▶ **Problem to solve**
Find every line in the records that holds the string "aplicativo". Copy each one.
■ ■ ■ ■
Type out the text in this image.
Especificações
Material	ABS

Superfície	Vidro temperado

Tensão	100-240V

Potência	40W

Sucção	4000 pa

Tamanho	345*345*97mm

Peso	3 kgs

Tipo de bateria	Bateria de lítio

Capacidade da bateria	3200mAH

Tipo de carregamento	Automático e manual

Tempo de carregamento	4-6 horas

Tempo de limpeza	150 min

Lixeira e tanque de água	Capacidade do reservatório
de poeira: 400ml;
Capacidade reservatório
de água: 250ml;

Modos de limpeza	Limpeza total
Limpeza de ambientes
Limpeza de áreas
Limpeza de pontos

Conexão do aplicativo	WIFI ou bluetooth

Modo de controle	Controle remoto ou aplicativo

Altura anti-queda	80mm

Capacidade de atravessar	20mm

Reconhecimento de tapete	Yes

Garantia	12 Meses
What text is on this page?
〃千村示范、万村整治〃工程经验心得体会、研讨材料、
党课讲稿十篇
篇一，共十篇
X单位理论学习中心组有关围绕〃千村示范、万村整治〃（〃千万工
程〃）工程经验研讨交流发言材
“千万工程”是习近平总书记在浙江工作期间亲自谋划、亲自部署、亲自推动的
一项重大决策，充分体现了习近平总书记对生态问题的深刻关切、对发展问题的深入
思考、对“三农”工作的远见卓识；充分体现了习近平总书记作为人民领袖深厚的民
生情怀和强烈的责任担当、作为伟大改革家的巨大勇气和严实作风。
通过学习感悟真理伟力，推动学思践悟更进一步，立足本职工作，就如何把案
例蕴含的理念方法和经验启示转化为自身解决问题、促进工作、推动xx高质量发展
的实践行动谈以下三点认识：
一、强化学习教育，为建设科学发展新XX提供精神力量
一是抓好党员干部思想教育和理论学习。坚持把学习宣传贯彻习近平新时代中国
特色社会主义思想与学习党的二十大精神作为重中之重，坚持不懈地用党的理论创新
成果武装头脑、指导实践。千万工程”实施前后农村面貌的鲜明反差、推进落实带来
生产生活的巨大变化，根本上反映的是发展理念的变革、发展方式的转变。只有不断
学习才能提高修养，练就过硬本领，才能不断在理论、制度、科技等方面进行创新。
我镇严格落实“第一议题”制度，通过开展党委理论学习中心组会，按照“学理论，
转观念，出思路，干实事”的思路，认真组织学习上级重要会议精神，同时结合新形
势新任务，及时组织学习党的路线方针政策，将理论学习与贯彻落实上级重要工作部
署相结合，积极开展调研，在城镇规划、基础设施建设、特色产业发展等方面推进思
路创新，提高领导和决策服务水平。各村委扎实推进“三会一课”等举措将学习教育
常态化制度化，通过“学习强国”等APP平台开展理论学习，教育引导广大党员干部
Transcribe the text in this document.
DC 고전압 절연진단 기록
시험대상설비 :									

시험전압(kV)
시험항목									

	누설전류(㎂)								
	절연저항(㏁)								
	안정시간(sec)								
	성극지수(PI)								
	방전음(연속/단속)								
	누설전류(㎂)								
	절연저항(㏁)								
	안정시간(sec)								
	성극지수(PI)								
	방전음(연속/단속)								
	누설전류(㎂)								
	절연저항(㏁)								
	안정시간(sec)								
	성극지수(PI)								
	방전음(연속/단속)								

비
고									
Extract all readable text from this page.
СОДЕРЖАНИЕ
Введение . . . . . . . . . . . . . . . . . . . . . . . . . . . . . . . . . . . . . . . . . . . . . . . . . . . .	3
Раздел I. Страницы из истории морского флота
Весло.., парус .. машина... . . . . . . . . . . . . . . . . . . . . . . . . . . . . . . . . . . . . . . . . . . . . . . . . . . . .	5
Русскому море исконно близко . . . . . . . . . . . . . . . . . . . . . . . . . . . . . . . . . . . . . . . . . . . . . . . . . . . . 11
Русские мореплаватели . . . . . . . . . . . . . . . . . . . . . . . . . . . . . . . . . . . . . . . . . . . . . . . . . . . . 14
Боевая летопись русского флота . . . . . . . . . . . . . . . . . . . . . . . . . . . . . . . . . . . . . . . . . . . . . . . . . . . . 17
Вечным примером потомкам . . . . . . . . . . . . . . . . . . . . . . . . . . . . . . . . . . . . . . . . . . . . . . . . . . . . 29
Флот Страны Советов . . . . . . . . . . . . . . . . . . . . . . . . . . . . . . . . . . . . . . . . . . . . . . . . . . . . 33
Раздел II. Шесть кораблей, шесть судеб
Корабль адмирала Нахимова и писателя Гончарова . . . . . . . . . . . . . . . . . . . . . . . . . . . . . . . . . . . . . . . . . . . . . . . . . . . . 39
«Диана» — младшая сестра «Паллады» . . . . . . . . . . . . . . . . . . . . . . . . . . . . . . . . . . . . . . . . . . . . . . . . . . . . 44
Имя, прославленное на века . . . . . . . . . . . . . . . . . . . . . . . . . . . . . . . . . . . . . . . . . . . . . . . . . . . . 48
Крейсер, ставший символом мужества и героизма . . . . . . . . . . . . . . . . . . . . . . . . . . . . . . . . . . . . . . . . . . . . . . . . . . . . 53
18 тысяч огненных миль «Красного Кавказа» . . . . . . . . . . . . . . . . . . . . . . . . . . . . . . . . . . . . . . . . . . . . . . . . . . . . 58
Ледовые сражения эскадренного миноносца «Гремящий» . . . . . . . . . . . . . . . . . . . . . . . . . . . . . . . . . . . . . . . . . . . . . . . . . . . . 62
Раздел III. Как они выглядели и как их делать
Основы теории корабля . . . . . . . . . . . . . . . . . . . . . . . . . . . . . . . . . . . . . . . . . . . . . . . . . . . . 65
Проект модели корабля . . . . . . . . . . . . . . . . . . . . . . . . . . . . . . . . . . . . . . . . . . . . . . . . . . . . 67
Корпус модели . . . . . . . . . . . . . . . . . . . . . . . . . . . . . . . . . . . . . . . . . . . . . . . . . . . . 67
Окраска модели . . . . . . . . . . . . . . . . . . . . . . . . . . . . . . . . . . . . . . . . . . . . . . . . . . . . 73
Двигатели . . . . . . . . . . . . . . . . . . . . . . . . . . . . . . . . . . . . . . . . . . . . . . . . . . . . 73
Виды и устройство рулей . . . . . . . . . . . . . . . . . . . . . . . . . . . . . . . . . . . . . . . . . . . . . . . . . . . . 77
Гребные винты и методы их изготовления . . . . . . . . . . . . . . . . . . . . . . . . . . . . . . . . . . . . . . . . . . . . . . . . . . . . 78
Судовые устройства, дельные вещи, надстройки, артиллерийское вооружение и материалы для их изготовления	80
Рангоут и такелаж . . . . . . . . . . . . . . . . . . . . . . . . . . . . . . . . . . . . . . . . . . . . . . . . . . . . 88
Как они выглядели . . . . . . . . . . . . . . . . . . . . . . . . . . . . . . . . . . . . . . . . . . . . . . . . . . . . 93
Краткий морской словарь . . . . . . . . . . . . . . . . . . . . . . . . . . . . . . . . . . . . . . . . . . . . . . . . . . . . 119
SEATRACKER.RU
■ ■ ■ ■
▶ **Solution for this exercise**
Conexão do aplicativo	WIFI ou bluetooth
Modo de controle	Controle remoto ou aplicativo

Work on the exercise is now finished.